TO DO
Count the lines in the records below that contain the word "title", and give only that number.

STORED DATA
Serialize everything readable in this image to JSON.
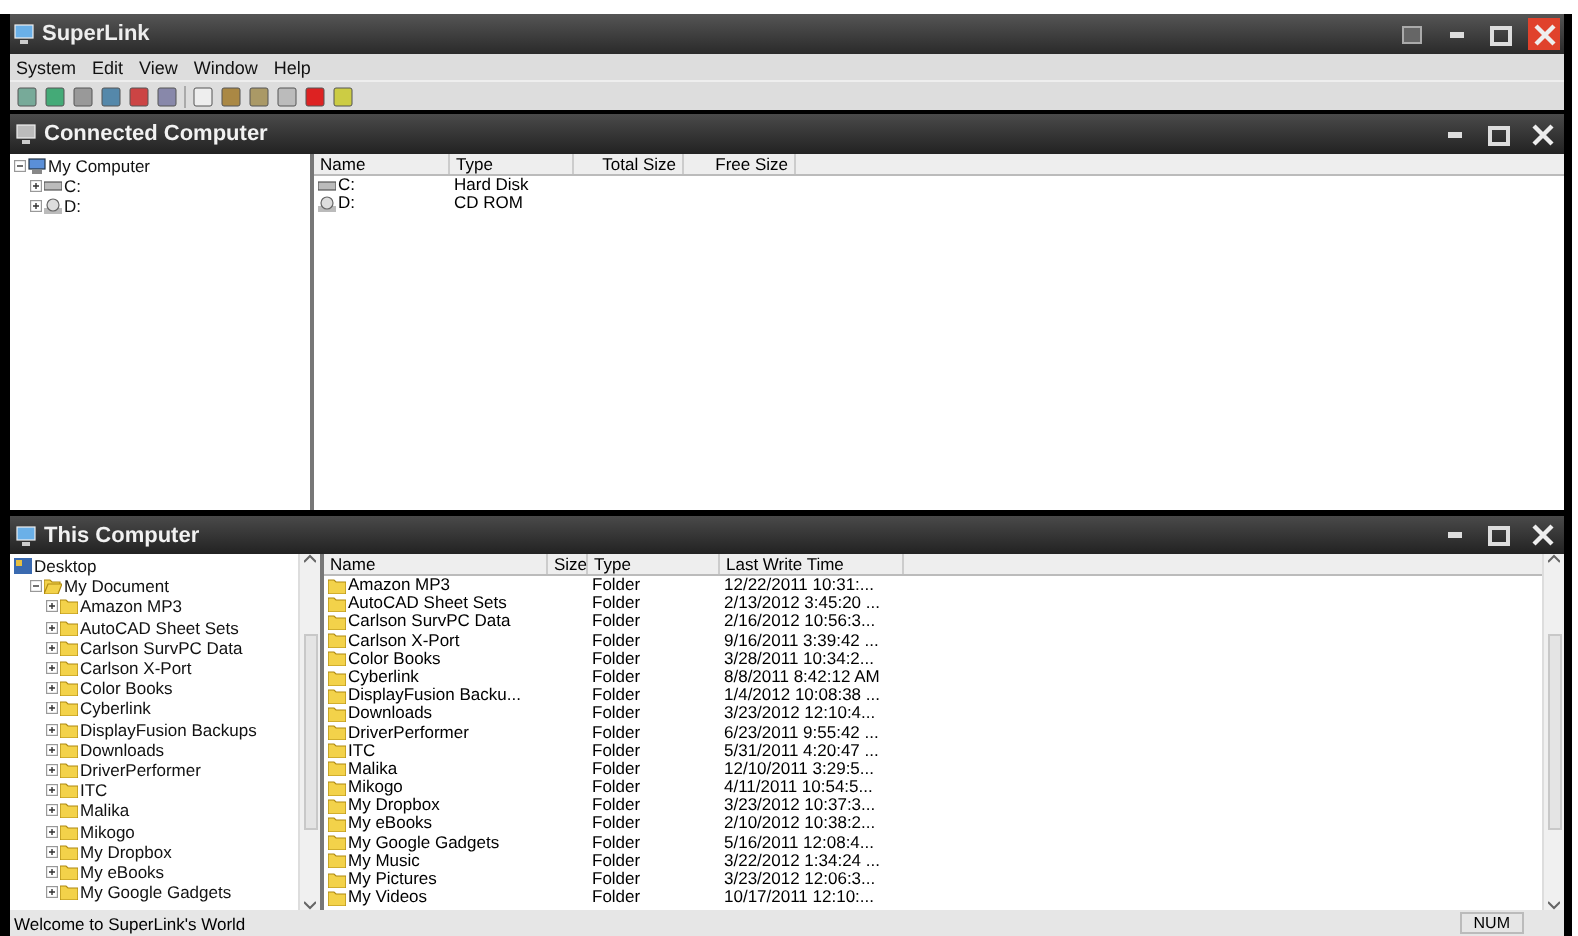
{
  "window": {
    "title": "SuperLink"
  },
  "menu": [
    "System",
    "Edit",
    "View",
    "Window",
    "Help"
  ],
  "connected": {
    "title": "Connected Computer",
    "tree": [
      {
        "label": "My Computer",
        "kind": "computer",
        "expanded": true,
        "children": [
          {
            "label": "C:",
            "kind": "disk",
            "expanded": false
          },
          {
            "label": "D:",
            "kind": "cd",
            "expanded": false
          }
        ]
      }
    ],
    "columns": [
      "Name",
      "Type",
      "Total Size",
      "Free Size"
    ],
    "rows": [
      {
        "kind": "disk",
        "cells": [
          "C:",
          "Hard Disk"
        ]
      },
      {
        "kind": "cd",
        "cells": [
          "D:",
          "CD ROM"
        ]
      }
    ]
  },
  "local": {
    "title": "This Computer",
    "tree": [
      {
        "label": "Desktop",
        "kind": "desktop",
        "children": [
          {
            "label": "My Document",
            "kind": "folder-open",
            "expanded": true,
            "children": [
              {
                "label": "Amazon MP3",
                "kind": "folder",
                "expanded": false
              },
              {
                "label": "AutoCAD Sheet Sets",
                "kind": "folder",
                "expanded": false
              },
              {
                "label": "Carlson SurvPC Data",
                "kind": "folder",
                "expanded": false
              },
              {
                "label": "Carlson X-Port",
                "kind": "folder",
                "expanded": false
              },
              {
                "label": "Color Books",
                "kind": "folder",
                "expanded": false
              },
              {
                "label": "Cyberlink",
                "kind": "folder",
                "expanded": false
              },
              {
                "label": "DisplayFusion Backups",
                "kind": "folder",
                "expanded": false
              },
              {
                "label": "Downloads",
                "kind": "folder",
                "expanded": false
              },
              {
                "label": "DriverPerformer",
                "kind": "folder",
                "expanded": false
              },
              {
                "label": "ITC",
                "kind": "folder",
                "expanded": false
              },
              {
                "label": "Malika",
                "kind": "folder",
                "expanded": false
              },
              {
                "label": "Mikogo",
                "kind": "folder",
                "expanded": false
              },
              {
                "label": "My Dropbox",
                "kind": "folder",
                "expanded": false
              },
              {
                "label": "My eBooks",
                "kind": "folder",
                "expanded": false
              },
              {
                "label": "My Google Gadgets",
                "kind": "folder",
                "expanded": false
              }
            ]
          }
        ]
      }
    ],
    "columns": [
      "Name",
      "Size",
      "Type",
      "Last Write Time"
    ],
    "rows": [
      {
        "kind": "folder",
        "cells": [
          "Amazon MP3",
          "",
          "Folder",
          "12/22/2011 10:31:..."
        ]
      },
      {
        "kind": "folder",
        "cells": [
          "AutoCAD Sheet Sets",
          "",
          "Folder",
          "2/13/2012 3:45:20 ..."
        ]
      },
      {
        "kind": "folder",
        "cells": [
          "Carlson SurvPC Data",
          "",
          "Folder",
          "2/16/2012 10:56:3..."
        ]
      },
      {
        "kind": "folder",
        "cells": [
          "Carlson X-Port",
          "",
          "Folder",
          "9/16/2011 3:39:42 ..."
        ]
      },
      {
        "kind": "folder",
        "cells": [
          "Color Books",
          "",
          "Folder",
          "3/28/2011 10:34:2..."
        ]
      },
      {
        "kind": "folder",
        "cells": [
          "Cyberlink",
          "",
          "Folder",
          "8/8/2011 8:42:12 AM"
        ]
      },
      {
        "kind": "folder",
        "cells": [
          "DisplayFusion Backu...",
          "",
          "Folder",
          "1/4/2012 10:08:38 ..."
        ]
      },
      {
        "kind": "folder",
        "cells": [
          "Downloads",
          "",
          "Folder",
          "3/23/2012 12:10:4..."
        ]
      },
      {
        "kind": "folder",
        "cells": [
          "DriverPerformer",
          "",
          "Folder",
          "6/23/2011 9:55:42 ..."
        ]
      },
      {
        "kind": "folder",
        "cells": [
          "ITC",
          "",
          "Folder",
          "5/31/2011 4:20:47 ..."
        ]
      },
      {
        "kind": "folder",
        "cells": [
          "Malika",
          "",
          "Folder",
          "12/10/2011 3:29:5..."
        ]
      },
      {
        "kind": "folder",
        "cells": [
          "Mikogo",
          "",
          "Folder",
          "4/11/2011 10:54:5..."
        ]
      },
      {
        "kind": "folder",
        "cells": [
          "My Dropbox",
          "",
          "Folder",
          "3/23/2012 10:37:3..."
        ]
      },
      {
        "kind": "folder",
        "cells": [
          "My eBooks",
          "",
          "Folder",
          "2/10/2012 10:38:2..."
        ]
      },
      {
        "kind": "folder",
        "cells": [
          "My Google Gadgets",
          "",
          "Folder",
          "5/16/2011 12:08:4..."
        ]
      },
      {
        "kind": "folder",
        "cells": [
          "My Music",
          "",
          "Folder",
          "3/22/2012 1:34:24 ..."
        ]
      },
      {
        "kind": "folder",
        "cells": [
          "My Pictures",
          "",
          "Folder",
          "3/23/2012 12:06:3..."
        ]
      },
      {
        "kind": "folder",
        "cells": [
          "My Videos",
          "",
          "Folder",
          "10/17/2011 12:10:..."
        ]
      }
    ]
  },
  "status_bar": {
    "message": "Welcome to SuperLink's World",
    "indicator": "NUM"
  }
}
==
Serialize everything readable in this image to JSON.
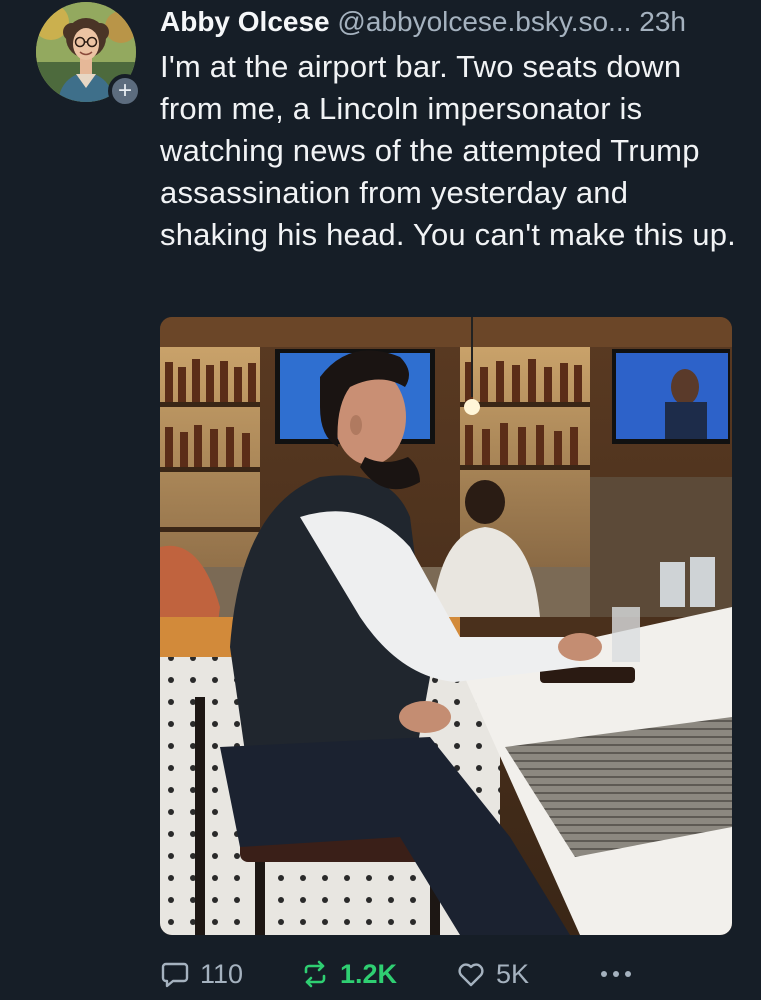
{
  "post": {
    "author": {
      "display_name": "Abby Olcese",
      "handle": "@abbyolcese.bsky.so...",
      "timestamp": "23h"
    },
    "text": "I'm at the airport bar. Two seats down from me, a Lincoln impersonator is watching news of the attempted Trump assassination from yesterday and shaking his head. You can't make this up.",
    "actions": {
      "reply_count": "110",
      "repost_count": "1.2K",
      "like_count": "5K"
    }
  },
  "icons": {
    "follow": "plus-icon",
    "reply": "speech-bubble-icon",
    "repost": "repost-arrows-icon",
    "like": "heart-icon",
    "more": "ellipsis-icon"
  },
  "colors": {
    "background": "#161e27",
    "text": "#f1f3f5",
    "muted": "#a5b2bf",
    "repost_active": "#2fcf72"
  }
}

EXERCISE OUTPUT
3